Reply with one number only, the count of lines holding the string "JSON".

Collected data

- - - -

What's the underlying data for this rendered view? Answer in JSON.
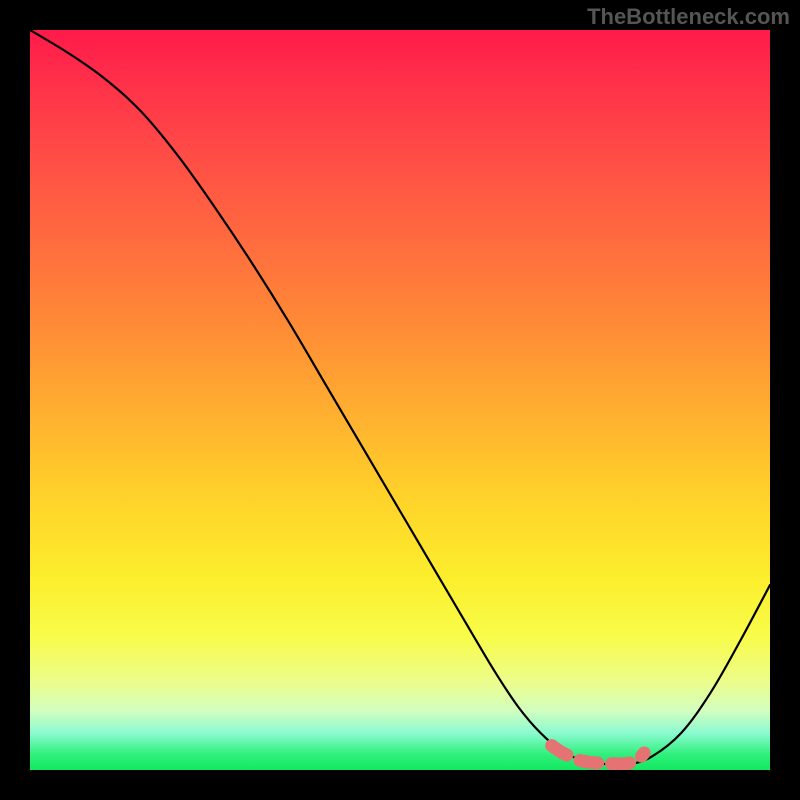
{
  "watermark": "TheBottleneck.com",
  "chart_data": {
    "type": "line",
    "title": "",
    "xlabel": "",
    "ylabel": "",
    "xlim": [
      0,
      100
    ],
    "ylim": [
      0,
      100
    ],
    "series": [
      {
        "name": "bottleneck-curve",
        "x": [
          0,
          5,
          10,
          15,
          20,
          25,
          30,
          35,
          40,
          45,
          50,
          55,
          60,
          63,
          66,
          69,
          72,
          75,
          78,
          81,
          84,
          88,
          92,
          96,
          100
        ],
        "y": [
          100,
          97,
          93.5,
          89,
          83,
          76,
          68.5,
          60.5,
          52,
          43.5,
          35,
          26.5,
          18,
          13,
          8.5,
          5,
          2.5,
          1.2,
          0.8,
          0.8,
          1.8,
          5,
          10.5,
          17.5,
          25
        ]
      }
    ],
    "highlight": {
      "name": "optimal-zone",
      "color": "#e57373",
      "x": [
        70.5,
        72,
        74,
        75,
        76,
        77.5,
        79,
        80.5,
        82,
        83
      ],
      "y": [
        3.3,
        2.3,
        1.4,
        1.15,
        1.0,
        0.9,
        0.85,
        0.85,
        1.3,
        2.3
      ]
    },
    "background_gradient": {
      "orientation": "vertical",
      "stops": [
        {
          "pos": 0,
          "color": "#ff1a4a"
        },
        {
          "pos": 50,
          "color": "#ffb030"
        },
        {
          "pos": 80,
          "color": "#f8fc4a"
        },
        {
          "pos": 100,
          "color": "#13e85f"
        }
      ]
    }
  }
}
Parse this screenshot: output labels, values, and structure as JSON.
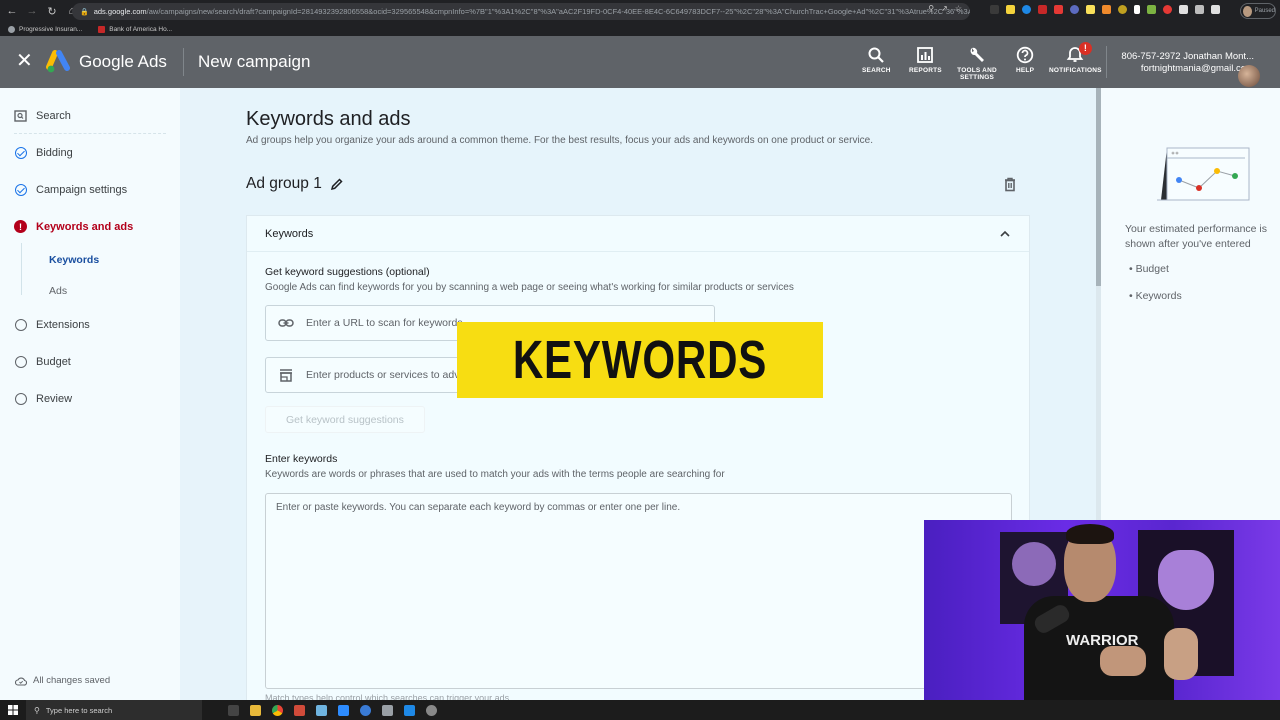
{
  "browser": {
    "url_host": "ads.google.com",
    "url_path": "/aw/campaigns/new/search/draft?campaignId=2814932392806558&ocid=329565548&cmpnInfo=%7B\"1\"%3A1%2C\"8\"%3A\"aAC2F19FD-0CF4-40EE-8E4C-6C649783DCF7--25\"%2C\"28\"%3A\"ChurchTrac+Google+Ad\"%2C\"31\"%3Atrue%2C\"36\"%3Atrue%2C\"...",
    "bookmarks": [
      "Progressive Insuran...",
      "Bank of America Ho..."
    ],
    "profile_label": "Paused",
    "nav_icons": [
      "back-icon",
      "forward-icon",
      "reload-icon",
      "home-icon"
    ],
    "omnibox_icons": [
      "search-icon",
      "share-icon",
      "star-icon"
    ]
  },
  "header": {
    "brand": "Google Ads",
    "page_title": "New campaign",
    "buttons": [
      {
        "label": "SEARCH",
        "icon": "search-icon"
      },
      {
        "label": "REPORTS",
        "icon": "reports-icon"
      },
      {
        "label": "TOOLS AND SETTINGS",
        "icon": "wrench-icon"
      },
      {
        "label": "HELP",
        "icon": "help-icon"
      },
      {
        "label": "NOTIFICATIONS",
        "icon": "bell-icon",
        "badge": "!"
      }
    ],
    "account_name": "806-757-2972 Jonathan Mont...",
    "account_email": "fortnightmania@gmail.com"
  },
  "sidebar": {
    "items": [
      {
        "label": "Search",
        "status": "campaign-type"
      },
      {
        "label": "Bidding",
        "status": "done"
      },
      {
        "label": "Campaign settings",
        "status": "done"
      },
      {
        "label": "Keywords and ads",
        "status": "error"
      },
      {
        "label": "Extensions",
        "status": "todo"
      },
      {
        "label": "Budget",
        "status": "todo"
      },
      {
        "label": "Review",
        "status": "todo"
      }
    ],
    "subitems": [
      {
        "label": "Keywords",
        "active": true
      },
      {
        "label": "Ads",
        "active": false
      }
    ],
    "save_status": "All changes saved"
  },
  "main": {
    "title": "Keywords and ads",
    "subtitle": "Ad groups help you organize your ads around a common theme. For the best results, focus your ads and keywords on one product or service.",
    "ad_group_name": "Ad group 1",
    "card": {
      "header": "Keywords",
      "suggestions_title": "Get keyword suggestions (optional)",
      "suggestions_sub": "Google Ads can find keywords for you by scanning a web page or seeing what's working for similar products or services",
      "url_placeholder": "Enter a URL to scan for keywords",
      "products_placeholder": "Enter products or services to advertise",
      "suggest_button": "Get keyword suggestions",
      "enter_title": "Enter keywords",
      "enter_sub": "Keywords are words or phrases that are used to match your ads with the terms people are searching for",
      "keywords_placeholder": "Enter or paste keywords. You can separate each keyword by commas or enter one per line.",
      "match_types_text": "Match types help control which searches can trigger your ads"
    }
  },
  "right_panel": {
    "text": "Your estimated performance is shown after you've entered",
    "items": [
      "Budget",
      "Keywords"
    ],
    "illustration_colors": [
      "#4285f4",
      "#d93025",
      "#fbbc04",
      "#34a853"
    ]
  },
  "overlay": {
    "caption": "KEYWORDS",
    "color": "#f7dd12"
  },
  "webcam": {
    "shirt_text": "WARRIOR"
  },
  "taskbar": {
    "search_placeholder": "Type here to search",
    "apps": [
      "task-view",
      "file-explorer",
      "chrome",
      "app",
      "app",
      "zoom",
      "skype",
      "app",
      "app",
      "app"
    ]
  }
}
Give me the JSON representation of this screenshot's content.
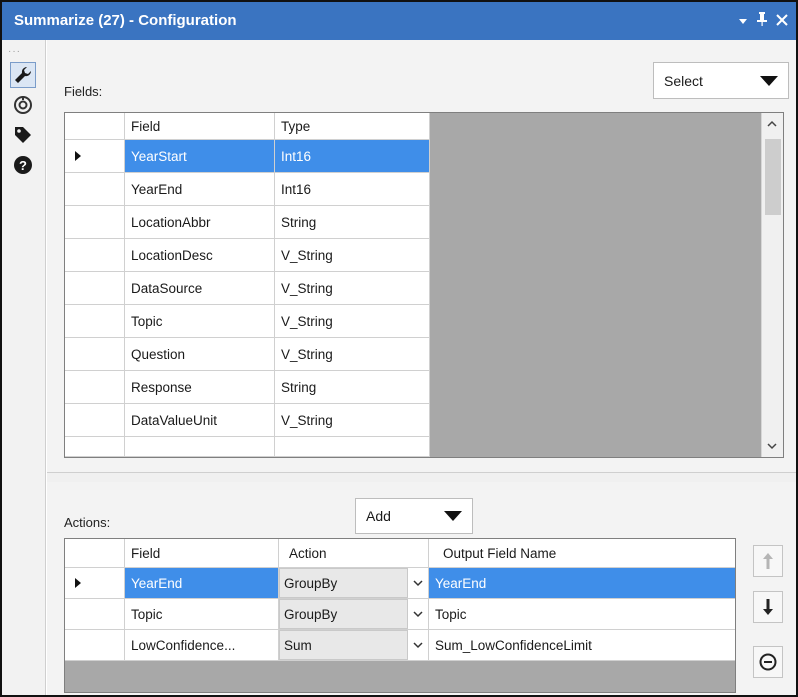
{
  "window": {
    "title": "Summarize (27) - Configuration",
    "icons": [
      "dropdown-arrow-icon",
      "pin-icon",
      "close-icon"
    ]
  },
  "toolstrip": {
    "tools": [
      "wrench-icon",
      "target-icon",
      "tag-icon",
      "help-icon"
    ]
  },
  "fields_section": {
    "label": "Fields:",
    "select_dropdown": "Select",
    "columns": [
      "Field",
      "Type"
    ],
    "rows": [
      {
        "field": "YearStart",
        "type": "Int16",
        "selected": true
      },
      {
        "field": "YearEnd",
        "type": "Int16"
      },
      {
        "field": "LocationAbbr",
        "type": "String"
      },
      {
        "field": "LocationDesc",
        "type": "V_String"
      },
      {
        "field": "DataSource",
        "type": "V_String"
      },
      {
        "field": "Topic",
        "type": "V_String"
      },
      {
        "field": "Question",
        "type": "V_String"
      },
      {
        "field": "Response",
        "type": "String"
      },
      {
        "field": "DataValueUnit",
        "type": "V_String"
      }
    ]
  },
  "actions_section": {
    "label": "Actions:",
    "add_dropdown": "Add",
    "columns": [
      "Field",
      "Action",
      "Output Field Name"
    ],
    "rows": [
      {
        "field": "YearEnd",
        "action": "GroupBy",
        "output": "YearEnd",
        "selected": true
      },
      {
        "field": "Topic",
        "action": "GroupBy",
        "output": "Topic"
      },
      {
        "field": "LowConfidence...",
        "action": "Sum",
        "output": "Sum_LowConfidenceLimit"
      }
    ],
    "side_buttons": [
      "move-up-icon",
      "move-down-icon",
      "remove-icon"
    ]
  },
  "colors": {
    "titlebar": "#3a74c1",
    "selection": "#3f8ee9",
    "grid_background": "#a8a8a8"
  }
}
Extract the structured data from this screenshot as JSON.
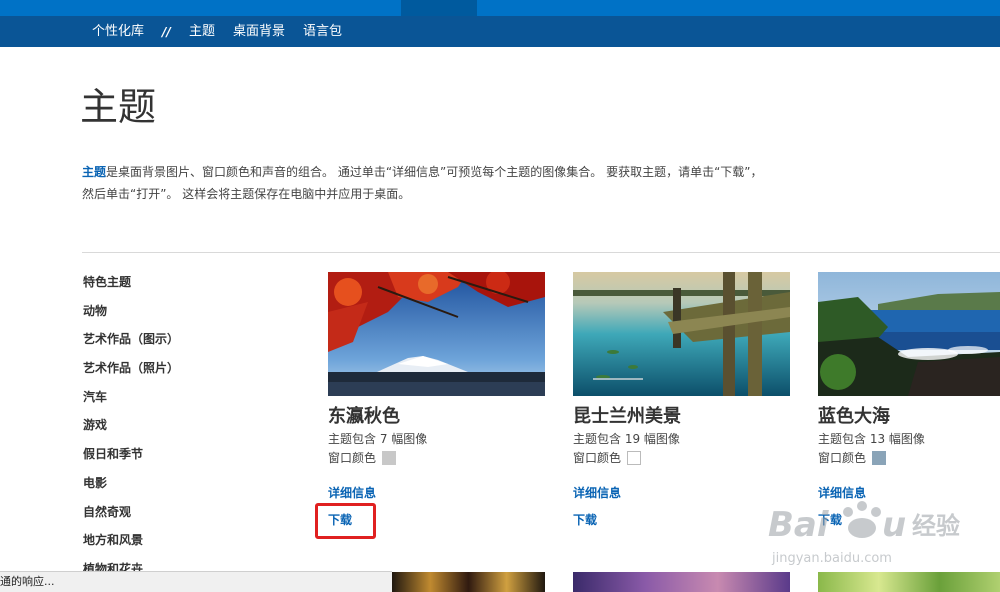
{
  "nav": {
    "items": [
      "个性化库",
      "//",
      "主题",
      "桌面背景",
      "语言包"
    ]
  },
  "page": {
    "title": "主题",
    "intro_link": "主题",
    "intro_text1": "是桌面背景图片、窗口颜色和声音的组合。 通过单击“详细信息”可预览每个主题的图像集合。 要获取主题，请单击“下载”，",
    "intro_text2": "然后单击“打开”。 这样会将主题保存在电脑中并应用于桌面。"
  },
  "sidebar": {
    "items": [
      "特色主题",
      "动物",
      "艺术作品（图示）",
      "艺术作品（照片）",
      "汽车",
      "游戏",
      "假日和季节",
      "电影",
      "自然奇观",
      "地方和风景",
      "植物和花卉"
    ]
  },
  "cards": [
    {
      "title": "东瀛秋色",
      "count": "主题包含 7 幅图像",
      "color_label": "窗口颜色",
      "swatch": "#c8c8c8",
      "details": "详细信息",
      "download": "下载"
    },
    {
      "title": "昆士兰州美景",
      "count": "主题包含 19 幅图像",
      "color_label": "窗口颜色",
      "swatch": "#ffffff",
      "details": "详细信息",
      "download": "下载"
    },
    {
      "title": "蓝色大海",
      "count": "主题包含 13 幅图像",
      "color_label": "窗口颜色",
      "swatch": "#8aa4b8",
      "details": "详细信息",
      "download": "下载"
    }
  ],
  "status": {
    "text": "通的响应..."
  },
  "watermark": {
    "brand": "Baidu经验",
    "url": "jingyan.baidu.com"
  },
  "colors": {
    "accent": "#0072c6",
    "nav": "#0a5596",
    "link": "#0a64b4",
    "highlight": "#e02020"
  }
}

- - - -

### Answer to this task:
4